Collected data:
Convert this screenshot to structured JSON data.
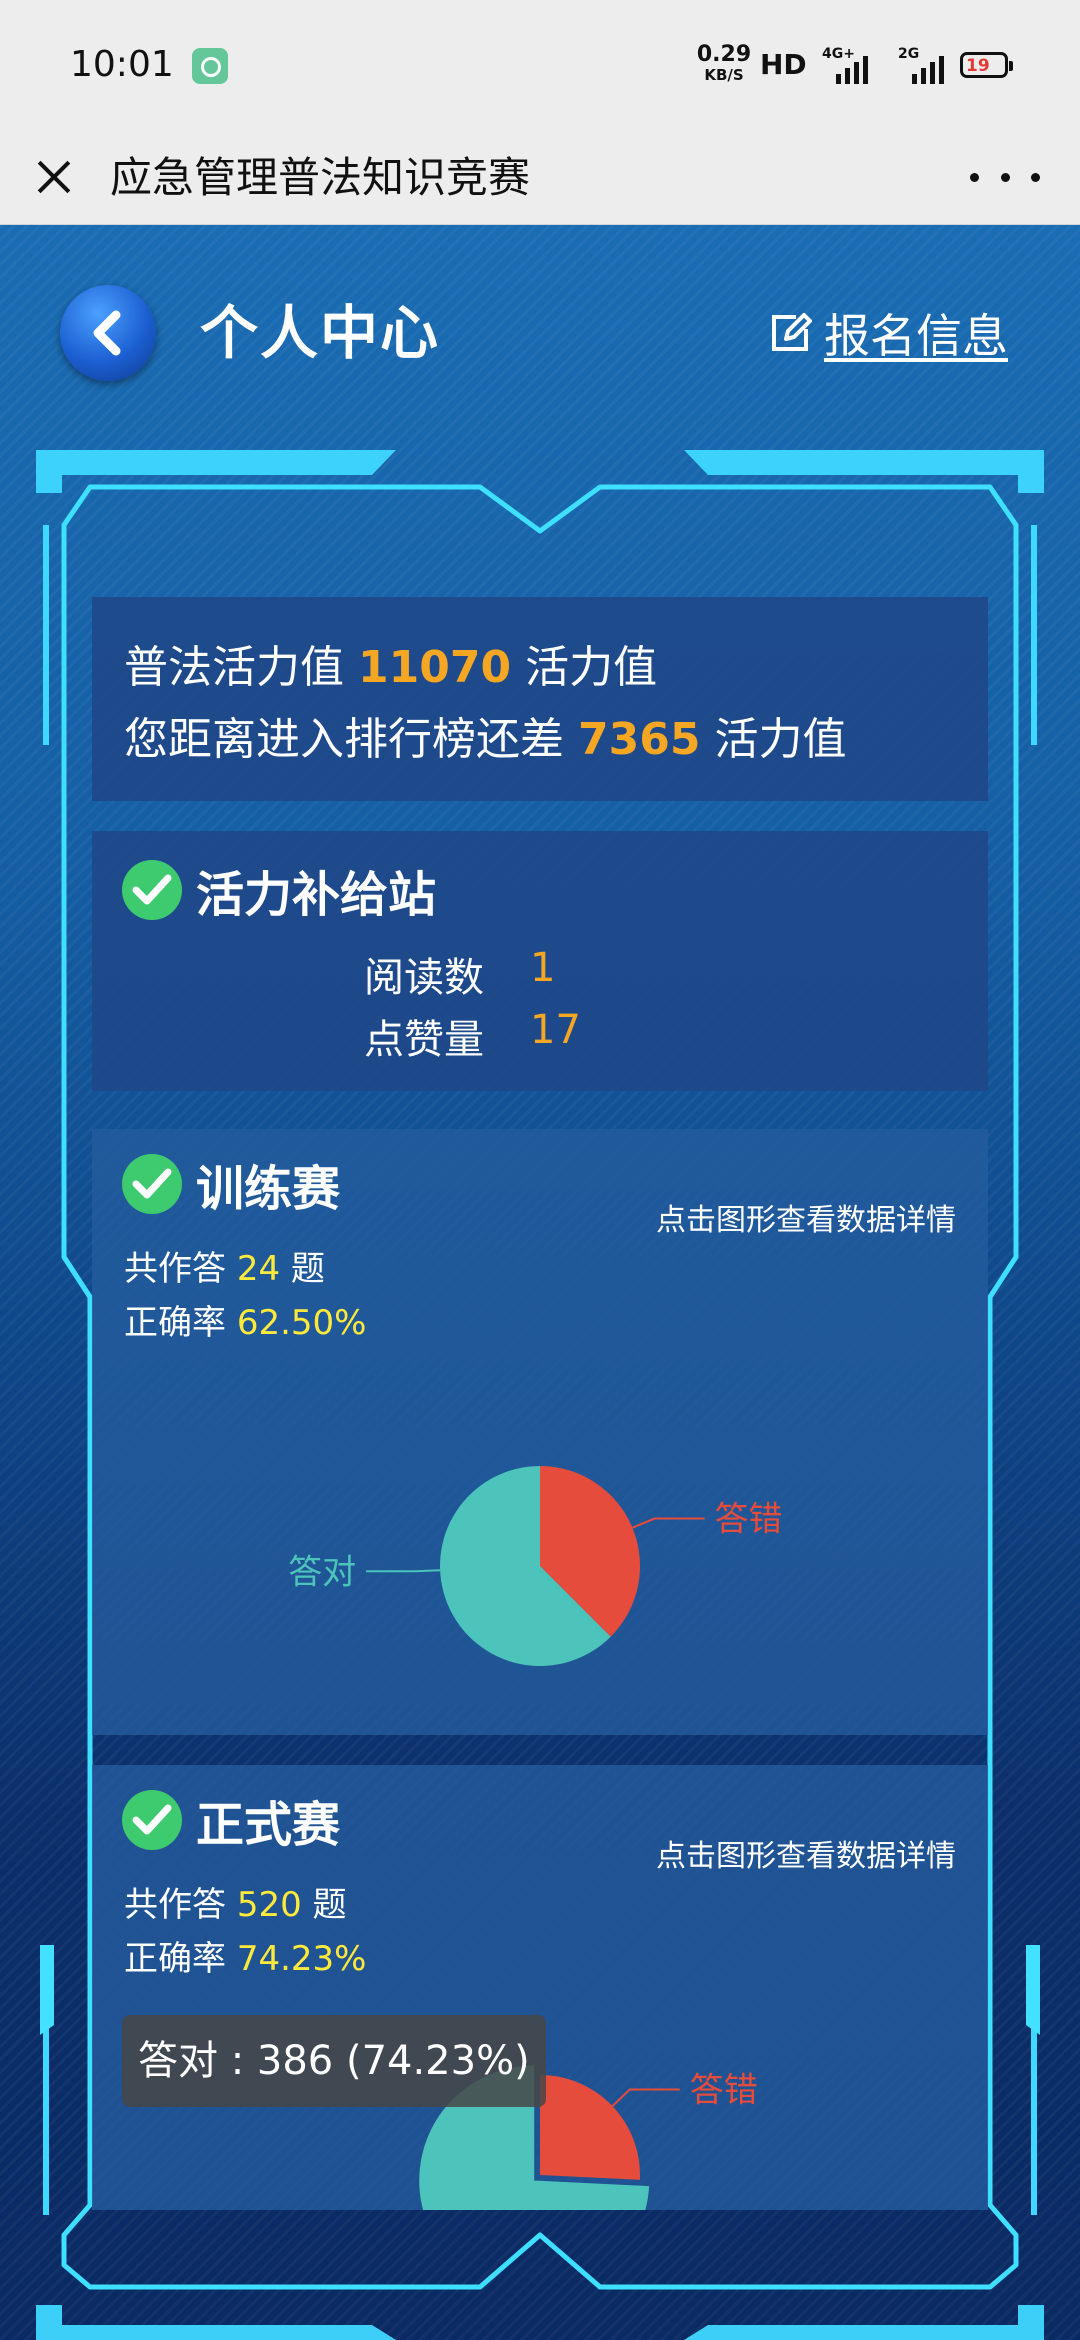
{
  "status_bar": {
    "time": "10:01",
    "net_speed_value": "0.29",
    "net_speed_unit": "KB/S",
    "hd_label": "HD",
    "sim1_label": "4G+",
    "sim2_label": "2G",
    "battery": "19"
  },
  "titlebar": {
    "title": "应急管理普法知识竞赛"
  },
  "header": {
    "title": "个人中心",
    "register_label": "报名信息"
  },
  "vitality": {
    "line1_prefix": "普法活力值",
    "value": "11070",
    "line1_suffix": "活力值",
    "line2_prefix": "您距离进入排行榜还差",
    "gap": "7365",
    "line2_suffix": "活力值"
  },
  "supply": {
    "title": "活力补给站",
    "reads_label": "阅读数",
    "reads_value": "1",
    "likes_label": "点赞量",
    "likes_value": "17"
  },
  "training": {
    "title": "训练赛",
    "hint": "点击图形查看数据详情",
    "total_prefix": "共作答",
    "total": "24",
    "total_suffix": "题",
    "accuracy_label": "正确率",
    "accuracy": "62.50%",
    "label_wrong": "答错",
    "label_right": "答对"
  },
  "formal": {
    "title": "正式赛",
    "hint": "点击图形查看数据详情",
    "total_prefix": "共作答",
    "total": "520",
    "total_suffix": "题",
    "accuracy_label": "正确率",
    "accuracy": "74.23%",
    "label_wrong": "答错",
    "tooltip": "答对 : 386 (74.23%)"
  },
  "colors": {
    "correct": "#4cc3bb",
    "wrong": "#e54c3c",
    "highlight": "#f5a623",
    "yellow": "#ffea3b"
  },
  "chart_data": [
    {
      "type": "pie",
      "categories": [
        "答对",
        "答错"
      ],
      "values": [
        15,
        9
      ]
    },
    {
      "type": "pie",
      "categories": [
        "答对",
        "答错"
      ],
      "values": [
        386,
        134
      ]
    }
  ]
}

[To be done]
Return the listing above word for word, with the pictures removed.

[Full response]
Convert this screenshot to structured JSON data.
{
  "status_bar": {
    "time": "10:01",
    "net_speed_value": "0.29",
    "net_speed_unit": "KB/S",
    "hd_label": "HD",
    "sim1_label": "4G+",
    "sim2_label": "2G",
    "battery": "19"
  },
  "titlebar": {
    "title": "应急管理普法知识竞赛"
  },
  "header": {
    "title": "个人中心",
    "register_label": "报名信息"
  },
  "vitality": {
    "line1_prefix": "普法活力值",
    "value": "11070",
    "line1_suffix": "活力值",
    "line2_prefix": "您距离进入排行榜还差",
    "gap": "7365",
    "line2_suffix": "活力值"
  },
  "supply": {
    "title": "活力补给站",
    "reads_label": "阅读数",
    "reads_value": "1",
    "likes_label": "点赞量",
    "likes_value": "17"
  },
  "training": {
    "title": "训练赛",
    "hint": "点击图形查看数据详情",
    "total_prefix": "共作答",
    "total": "24",
    "total_suffix": "题",
    "accuracy_label": "正确率",
    "accuracy": "62.50%",
    "label_wrong": "答错",
    "label_right": "答对"
  },
  "formal": {
    "title": "正式赛",
    "hint": "点击图形查看数据详情",
    "total_prefix": "共作答",
    "total": "520",
    "total_suffix": "题",
    "accuracy_label": "正确率",
    "accuracy": "74.23%",
    "label_wrong": "答错",
    "tooltip": "答对 : 386 (74.23%)"
  },
  "colors": {
    "correct": "#4cc3bb",
    "wrong": "#e54c3c",
    "highlight": "#f5a623",
    "yellow": "#ffea3b"
  },
  "chart_data": [
    {
      "type": "pie",
      "categories": [
        "答对",
        "答错"
      ],
      "values": [
        15,
        9
      ]
    },
    {
      "type": "pie",
      "categories": [
        "答对",
        "答错"
      ],
      "values": [
        386,
        134
      ]
    }
  ]
}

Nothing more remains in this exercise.